SELECTED EXCERPT:
[BEGIN]
When you picture a dancer on a stage, what do they look like in your mind’s eye? Does the dancer’s body you’re imagining conform to our most constrictive standards of beauty, shape, and mobility? One Miami festival wants to turn these old ideas — and the ableist rhetoric they perpetuate — on their heads.

The fourth annual Forward Motion Physically Integrated Dance Festival and Conference — a series of performances, workshops, and round-table discussions running from October 27-29 — implores audiences to think critically about who they’ve been taught are allowed to perform on stages and how an ableist lens has informed those ideas.

Karen Peterson, the Miami-based artistic director of Karen Peterson and Dancers, has produced Forward Motion annually since its inception in 2018. She says the festival’s celebration of physically integrative dance, a form that rose to prominence in the 1990s with aims of increasing visibility for dancers with disabilities, is not about tokenizing dancers with disabilities. Rather, its goal is to create collaborative, visual experiences in which dancers, both with and without disabilities, hold equal focus and importance.

“I would like Miami dance audiences to challenge their biases about who can or should be a performer and open their minds about the possibilities of having a unique visual experience based on choreographic concepts, music, and movement — not on their prejudices,” Peterson says.

This year’s festival includes Florida premieres of works from Georgia’s Full Radius Dance, as well as Karen Peterson and Dancers’ performance of a new piece from LA-based choreographer Victoria Marks, a Guggenheim and Rauschenberg fellow and Alpert Award winner.

After two evenings of performances at the Miami-Dade County Auditorium on October 27 and 28 at 7:30 p.m., audiences are invited to a day of workshops and discussions at the Miami Dade College Koubek Memorial Center on October 29. The Forward Motion conference begins at 10 a.m. with a studio workshop open to movers of all abilities led by Douglas Scott, artistic and executive director of Full Radius Dance, the Atlanta-based dance company he founded in 1990.

Scott says his experiences teaching dance classes for those both with and without disabilities have broadened how he defines who is a dancer.
[END]
INFORMATION PROVIDED:
[BEGIN]
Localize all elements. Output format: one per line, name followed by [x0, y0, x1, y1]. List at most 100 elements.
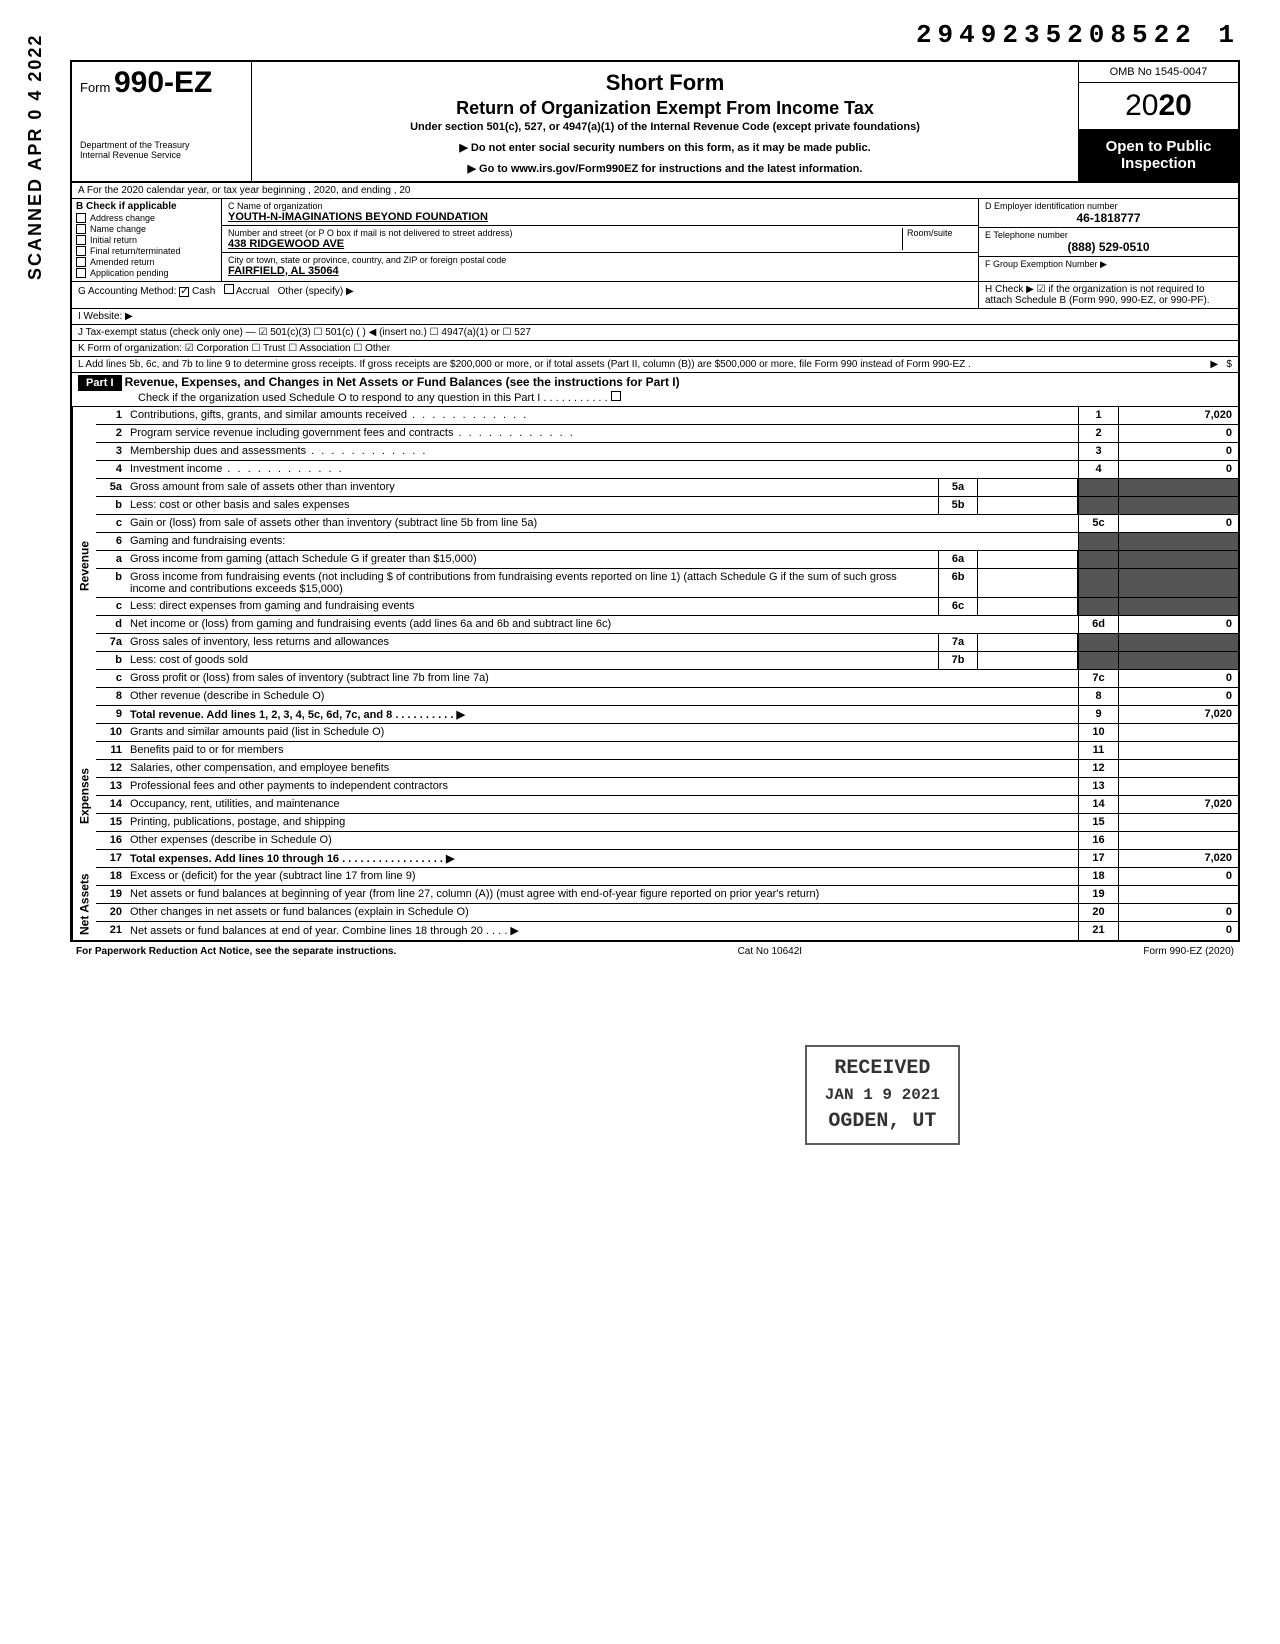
[END]
REQUIREMENT A:
Reproduce word for word the part of the dance festival passage that begins at the words "When you picture" and stops after "on their heads.".
REQUIREMENT B:
According to the dance festival passage, in what year did Douglas Scott found Full Radius Dance?
The listing isn't needed for anything here.

FULL SOLUTION A:
When you picture a dancer on a stage, what do they look like in your mind’s eye? Does the dancer’s body you’re imagining conform to our most constrictive standards of beauty, shape, and mobility? One Miami festival wants to turn these old ideas — and the ableist rhetoric they perpetuate — on their heads.

FULL SOLUTION B:
1990